Recorded data
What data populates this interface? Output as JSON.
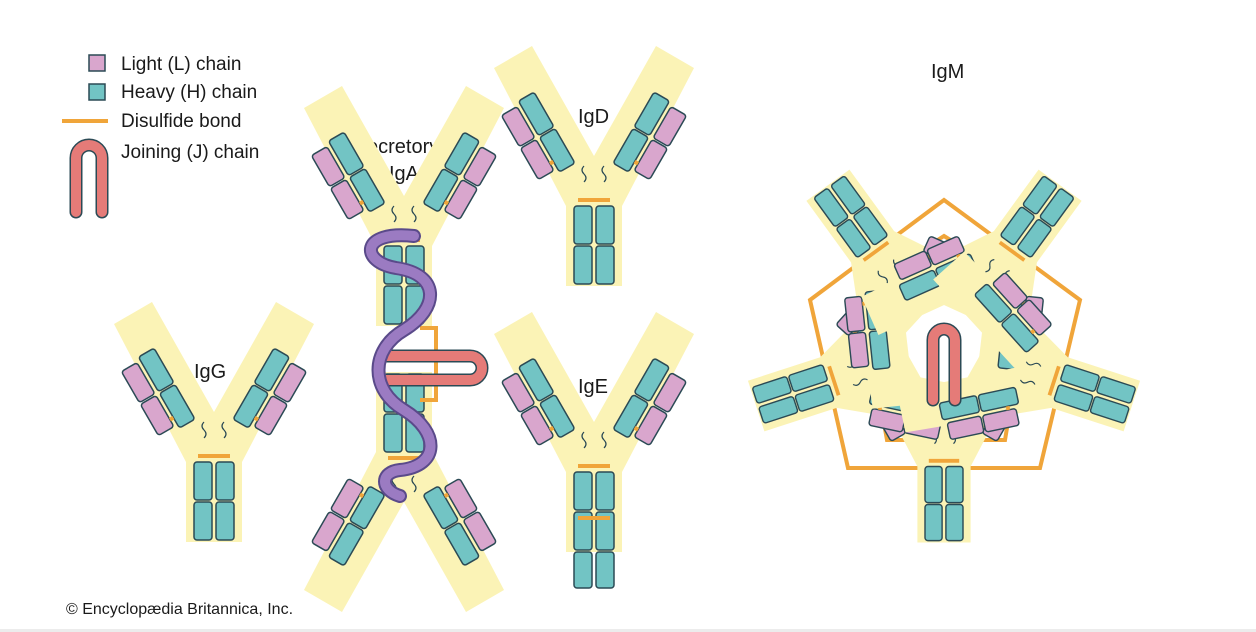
{
  "legend": {
    "light_chain": "Light (L) chain",
    "heavy_chain": "Heavy (H) chain",
    "disulfide_bond": "Disulfide bond",
    "joining_chain": "Joining (J) chain"
  },
  "labels": {
    "iga_line1": "secretory",
    "iga_line2": "IgA",
    "igd": "IgD",
    "ige": "IgE",
    "igg": "IgG",
    "igm": "IgM"
  },
  "credit": "© Encyclopædia Britannica, Inc.",
  "colors": {
    "light_chain": "#d9a6cd",
    "heavy_chain": "#72c4c4",
    "disulfide": "#f0a53a",
    "joining": "#e57b78",
    "secretory_component": "#9b7bc2",
    "background_region": "#fbf3b6",
    "outline": "#2b4a55"
  }
}
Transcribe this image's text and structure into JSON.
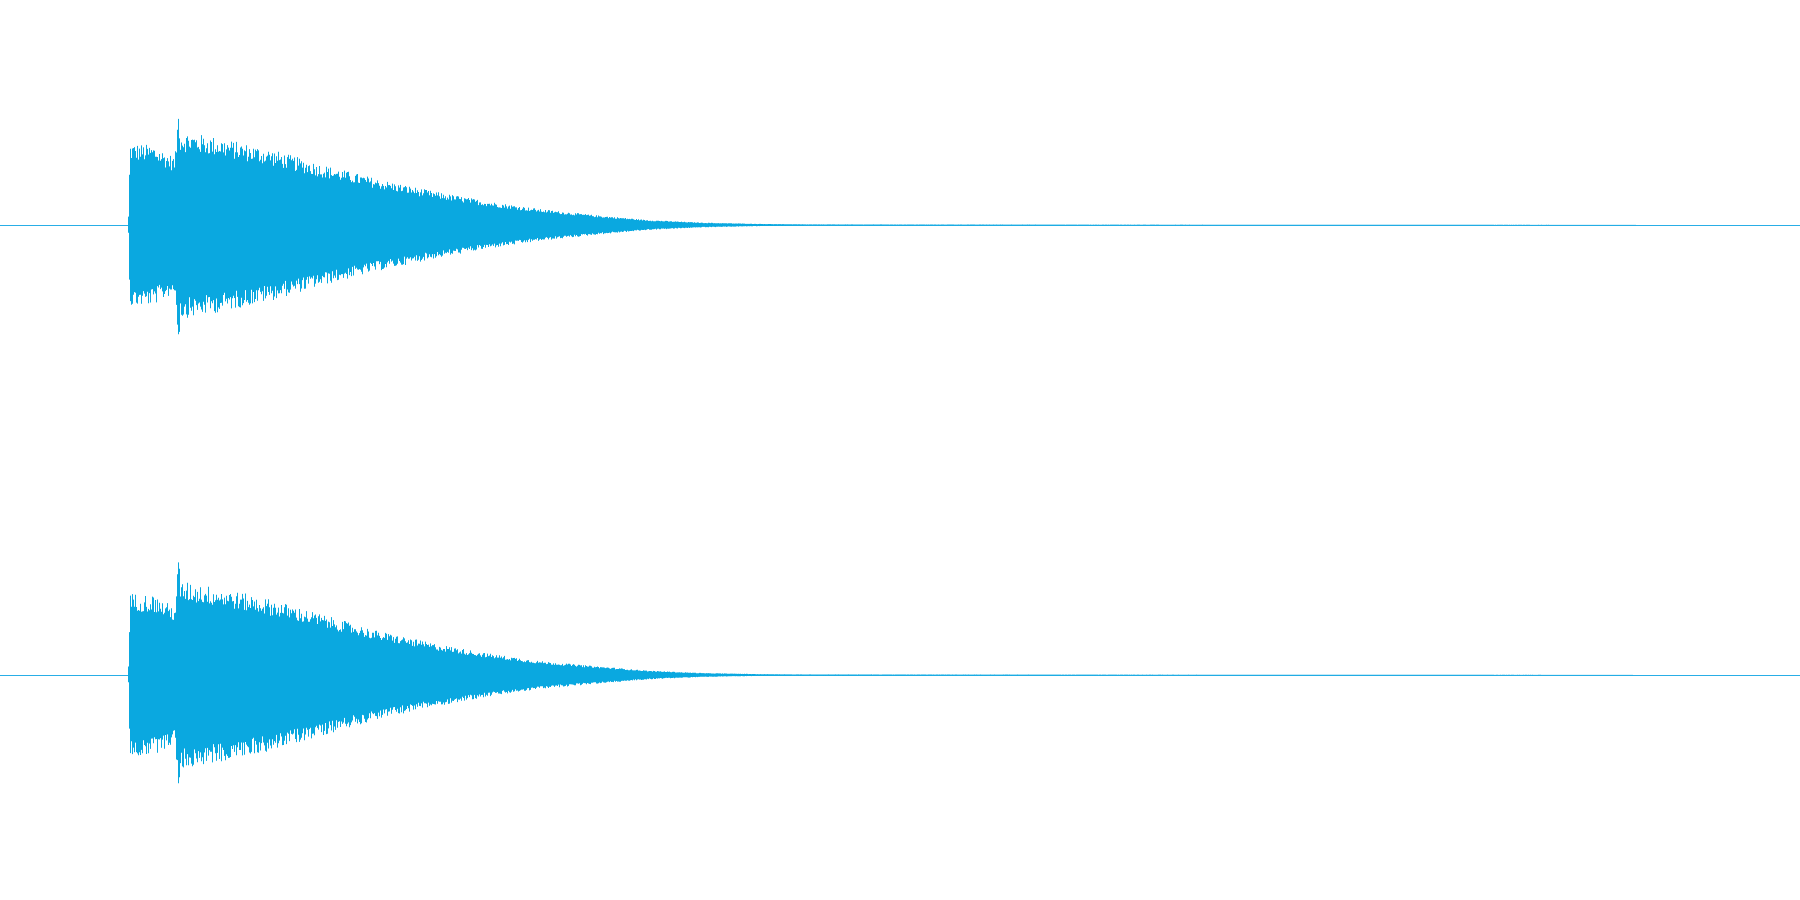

Do this
All of the data needs repeating exactly, but the pictures do not.

Complete response
What data populates this interface? Output as JSON.
{
  "legend": {
    "light_chain": "Light (L) chain",
    "heavy_chain": "Heavy (H) chain",
    "disulfide_bond": "Disulfide bond",
    "joining_chain": "Joining (J) chain"
  },
  "labels": {
    "iga_line1": "secretory",
    "iga_line2": "IgA",
    "igd": "IgD",
    "ige": "IgE",
    "igg": "IgG",
    "igm": "IgM"
  },
  "credit": "© Encyclopædia Britannica, Inc.",
  "colors": {
    "light_chain": "#d9a6cd",
    "heavy_chain": "#72c4c4",
    "disulfide": "#f0a53a",
    "joining": "#e57b78",
    "secretory_component": "#9b7bc2",
    "background_region": "#fbf3b6",
    "outline": "#2b4a55"
  }
}
Transcribe this image's text and structure into JSON.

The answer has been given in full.